**WORK TO DO**:
Copy the lines below as they are; omit the images they contain.

**DATA RECORDS**:
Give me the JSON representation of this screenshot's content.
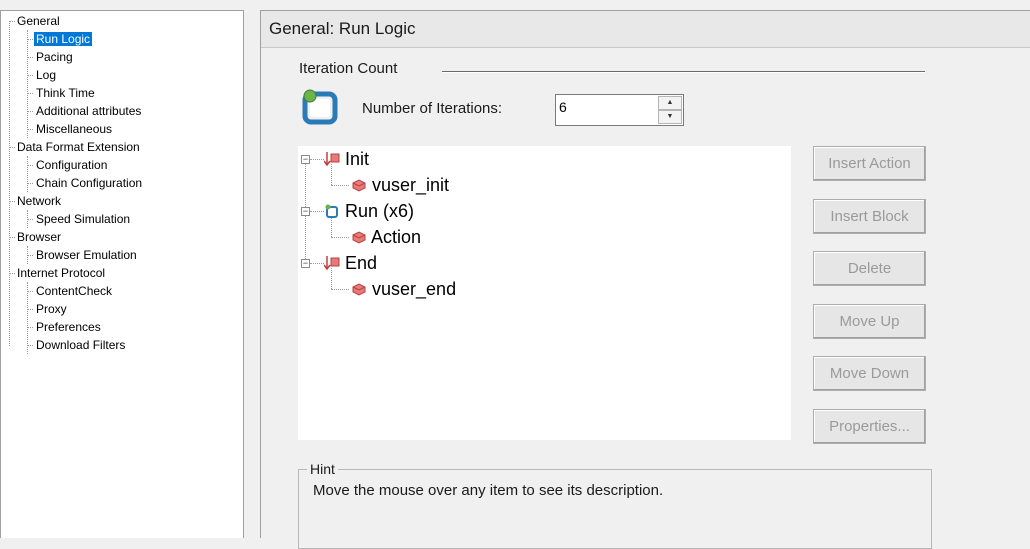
{
  "nav": {
    "items": [
      {
        "label": "General",
        "level": 0
      },
      {
        "label": "Run Logic",
        "level": 1,
        "selected": true
      },
      {
        "label": "Pacing",
        "level": 1
      },
      {
        "label": "Log",
        "level": 1
      },
      {
        "label": "Think Time",
        "level": 1
      },
      {
        "label": "Additional attributes",
        "level": 1
      },
      {
        "label": "Miscellaneous",
        "level": 1
      },
      {
        "label": "Data Format Extension",
        "level": 0
      },
      {
        "label": "Configuration",
        "level": 1
      },
      {
        "label": "Chain Configuration",
        "level": 1
      },
      {
        "label": "Network",
        "level": 0
      },
      {
        "label": "Speed Simulation",
        "level": 1
      },
      {
        "label": "Browser",
        "level": 0
      },
      {
        "label": "Browser Emulation",
        "level": 1
      },
      {
        "label": "Internet Protocol",
        "level": 0
      },
      {
        "label": "ContentCheck",
        "level": 1
      },
      {
        "label": "Proxy",
        "level": 1
      },
      {
        "label": "Preferences",
        "level": 1
      },
      {
        "label": "Download Filters",
        "level": 1
      }
    ]
  },
  "panel": {
    "title": "General: Run Logic",
    "iteration_group": "Iteration Count",
    "iterations_label": "Number of Iterations:",
    "iterations_value": "6"
  },
  "tree": {
    "nodes": [
      {
        "label": "Init",
        "icon": "init-arrow-icon",
        "children": [
          {
            "label": "vuser_init",
            "icon": "action-block-icon"
          }
        ]
      },
      {
        "label": "Run (x6)",
        "icon": "run-loop-icon",
        "children": [
          {
            "label": "Action",
            "icon": "action-block-icon"
          }
        ]
      },
      {
        "label": "End",
        "icon": "end-arrow-icon",
        "children": [
          {
            "label": "vuser_end",
            "icon": "action-block-icon"
          }
        ]
      }
    ]
  },
  "buttons": {
    "insert_action": "Insert Action",
    "insert_block": "Insert Block",
    "delete": "Delete",
    "move_up": "Move Up",
    "move_down": "Move Down",
    "properties": "Properties..."
  },
  "hint": {
    "legend": "Hint",
    "text": "Move the mouse over any item to see its description."
  },
  "colors": {
    "selection": "#0078d7",
    "disabled_text": "#9a9a9a",
    "action_icon": "#e05555",
    "loop_icon": "#2a7ab8"
  }
}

**WRITTEN REPLY**:
Give me the JSON representation of this screenshot's content.
{
  "nav": {
    "items": [
      {
        "label": "General",
        "level": 0
      },
      {
        "label": "Run Logic",
        "level": 1,
        "selected": true
      },
      {
        "label": "Pacing",
        "level": 1
      },
      {
        "label": "Log",
        "level": 1
      },
      {
        "label": "Think Time",
        "level": 1
      },
      {
        "label": "Additional attributes",
        "level": 1
      },
      {
        "label": "Miscellaneous",
        "level": 1
      },
      {
        "label": "Data Format Extension",
        "level": 0
      },
      {
        "label": "Configuration",
        "level": 1
      },
      {
        "label": "Chain Configuration",
        "level": 1
      },
      {
        "label": "Network",
        "level": 0
      },
      {
        "label": "Speed Simulation",
        "level": 1
      },
      {
        "label": "Browser",
        "level": 0
      },
      {
        "label": "Browser Emulation",
        "level": 1
      },
      {
        "label": "Internet Protocol",
        "level": 0
      },
      {
        "label": "ContentCheck",
        "level": 1
      },
      {
        "label": "Proxy",
        "level": 1
      },
      {
        "label": "Preferences",
        "level": 1
      },
      {
        "label": "Download Filters",
        "level": 1
      }
    ]
  },
  "panel": {
    "title": "General: Run Logic",
    "iteration_group": "Iteration Count",
    "iterations_label": "Number of Iterations:",
    "iterations_value": "6"
  },
  "tree": {
    "nodes": [
      {
        "label": "Init",
        "icon": "init-arrow-icon",
        "children": [
          {
            "label": "vuser_init",
            "icon": "action-block-icon"
          }
        ]
      },
      {
        "label": "Run (x6)",
        "icon": "run-loop-icon",
        "children": [
          {
            "label": "Action",
            "icon": "action-block-icon"
          }
        ]
      },
      {
        "label": "End",
        "icon": "end-arrow-icon",
        "children": [
          {
            "label": "vuser_end",
            "icon": "action-block-icon"
          }
        ]
      }
    ]
  },
  "buttons": {
    "insert_action": "Insert Action",
    "insert_block": "Insert Block",
    "delete": "Delete",
    "move_up": "Move Up",
    "move_down": "Move Down",
    "properties": "Properties..."
  },
  "hint": {
    "legend": "Hint",
    "text": "Move the mouse over any item to see its description."
  },
  "colors": {
    "selection": "#0078d7",
    "disabled_text": "#9a9a9a",
    "action_icon": "#e05555",
    "loop_icon": "#2a7ab8"
  }
}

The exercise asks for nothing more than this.